TO DO: Check every line of the data below for the string "content", and copy the ones that hold it.

========================

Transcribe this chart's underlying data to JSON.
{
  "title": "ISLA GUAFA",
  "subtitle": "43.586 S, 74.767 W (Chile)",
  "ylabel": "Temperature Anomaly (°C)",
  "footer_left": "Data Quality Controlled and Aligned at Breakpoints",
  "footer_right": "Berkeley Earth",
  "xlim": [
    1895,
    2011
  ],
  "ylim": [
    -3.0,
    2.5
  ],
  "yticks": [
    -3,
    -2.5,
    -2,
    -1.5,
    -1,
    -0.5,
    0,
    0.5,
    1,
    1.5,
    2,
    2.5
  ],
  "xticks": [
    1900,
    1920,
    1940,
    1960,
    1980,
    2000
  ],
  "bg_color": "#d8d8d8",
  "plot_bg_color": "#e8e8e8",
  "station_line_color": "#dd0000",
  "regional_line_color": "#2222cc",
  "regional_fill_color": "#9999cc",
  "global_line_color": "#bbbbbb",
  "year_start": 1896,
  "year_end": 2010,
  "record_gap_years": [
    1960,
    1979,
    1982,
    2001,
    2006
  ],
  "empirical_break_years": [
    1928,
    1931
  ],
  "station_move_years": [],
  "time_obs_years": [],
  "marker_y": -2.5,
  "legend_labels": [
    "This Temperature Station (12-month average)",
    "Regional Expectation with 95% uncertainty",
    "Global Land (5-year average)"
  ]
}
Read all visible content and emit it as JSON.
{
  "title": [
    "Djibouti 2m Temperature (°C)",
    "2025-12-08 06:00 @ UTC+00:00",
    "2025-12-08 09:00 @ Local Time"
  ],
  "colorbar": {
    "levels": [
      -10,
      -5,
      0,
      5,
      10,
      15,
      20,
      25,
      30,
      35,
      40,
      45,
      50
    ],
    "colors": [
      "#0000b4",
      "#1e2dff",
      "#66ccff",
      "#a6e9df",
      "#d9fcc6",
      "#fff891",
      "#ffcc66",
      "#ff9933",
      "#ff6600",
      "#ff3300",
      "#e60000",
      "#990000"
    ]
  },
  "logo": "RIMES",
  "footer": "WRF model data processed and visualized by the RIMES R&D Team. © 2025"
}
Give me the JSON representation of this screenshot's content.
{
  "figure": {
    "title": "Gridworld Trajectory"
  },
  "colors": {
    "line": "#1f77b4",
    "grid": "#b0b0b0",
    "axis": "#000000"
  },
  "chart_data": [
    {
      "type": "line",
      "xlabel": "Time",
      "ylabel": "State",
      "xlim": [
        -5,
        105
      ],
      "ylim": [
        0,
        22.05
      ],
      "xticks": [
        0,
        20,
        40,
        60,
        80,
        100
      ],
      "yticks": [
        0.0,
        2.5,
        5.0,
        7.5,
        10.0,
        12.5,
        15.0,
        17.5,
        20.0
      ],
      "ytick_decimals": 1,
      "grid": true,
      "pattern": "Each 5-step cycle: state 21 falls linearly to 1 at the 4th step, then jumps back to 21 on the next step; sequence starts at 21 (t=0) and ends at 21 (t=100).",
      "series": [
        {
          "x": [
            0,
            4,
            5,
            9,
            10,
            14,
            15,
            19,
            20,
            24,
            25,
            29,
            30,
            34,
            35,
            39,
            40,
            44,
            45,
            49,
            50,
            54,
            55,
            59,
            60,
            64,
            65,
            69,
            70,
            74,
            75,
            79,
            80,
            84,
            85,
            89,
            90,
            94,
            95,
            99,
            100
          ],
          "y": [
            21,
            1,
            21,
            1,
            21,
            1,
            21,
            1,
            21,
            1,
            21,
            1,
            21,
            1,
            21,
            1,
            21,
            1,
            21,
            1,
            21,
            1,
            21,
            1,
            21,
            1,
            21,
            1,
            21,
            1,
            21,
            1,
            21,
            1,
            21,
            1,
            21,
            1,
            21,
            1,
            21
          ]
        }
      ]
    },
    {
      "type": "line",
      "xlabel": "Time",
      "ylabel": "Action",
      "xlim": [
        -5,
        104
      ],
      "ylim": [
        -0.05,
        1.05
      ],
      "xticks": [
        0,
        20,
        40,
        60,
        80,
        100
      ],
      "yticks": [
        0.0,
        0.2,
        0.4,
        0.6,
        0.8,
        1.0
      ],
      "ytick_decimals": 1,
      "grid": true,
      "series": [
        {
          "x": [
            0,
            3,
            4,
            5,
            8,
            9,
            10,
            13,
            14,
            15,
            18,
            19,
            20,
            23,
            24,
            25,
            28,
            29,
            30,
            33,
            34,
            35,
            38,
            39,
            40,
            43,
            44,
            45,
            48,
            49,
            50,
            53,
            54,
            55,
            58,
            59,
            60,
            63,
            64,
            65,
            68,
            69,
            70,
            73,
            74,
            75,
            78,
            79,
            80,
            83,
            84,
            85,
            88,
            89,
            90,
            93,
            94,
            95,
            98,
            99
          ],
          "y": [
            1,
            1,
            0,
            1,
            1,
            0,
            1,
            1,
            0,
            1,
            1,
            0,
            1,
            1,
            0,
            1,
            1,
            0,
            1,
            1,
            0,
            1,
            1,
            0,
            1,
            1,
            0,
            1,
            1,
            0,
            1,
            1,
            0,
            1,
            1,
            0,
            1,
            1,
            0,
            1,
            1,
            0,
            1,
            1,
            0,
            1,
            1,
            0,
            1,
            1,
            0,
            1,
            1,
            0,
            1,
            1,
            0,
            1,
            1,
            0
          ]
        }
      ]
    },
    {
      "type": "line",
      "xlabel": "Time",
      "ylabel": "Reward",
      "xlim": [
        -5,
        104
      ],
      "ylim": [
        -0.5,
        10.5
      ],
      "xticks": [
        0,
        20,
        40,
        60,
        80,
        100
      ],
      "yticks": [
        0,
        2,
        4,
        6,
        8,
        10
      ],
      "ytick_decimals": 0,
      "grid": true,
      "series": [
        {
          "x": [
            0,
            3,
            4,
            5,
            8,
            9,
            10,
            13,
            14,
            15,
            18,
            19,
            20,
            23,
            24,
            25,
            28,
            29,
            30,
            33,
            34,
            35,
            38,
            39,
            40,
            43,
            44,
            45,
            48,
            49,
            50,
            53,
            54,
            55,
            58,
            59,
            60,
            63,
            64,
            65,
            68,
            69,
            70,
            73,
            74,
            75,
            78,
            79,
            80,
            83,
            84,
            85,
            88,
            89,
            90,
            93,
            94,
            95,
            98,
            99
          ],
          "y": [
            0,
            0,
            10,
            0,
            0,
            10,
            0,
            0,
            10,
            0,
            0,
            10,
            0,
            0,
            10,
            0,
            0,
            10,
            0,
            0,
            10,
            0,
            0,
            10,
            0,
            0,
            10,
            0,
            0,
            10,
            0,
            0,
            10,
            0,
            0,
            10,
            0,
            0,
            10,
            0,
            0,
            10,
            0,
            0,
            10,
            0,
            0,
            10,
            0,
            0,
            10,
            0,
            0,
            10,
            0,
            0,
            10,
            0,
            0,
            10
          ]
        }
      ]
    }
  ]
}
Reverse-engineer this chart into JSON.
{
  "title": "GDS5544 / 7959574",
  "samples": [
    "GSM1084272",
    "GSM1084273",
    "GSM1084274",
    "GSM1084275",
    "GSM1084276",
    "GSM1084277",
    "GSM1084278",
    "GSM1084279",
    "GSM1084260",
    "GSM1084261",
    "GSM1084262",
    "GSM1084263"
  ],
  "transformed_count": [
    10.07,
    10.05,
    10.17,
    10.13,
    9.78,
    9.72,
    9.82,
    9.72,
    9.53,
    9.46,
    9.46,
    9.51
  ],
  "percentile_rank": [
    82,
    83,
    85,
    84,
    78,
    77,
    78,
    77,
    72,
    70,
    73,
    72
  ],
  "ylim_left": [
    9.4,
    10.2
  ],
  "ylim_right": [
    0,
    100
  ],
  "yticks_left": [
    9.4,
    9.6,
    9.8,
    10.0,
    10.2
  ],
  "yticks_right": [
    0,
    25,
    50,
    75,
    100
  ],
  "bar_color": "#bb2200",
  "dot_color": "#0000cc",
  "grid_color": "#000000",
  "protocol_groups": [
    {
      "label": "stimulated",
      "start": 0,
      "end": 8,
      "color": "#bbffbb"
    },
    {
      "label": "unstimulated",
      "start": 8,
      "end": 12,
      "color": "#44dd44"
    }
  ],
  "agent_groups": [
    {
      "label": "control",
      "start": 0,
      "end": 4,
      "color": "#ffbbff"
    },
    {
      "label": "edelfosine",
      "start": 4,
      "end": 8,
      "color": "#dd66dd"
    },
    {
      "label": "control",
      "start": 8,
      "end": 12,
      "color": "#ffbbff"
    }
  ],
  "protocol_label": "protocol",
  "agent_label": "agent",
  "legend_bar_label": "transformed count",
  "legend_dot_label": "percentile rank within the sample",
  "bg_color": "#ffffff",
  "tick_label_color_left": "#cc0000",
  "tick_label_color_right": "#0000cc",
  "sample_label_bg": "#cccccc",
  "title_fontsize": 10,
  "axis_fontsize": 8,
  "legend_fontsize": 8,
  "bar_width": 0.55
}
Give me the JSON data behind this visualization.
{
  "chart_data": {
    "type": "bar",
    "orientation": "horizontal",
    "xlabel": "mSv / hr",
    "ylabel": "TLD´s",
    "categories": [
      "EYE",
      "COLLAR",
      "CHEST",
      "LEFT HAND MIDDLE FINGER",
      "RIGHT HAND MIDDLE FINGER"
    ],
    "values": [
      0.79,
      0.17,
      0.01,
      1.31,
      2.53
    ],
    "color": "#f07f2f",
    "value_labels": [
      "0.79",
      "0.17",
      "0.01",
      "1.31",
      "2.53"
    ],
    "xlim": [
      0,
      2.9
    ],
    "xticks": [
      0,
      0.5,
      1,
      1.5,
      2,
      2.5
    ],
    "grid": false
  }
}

========================

SOLUTION TO THE EXERCISE:
Read all visible content and emit it as JSON.
Give me the JSON representation of this screenshot's content.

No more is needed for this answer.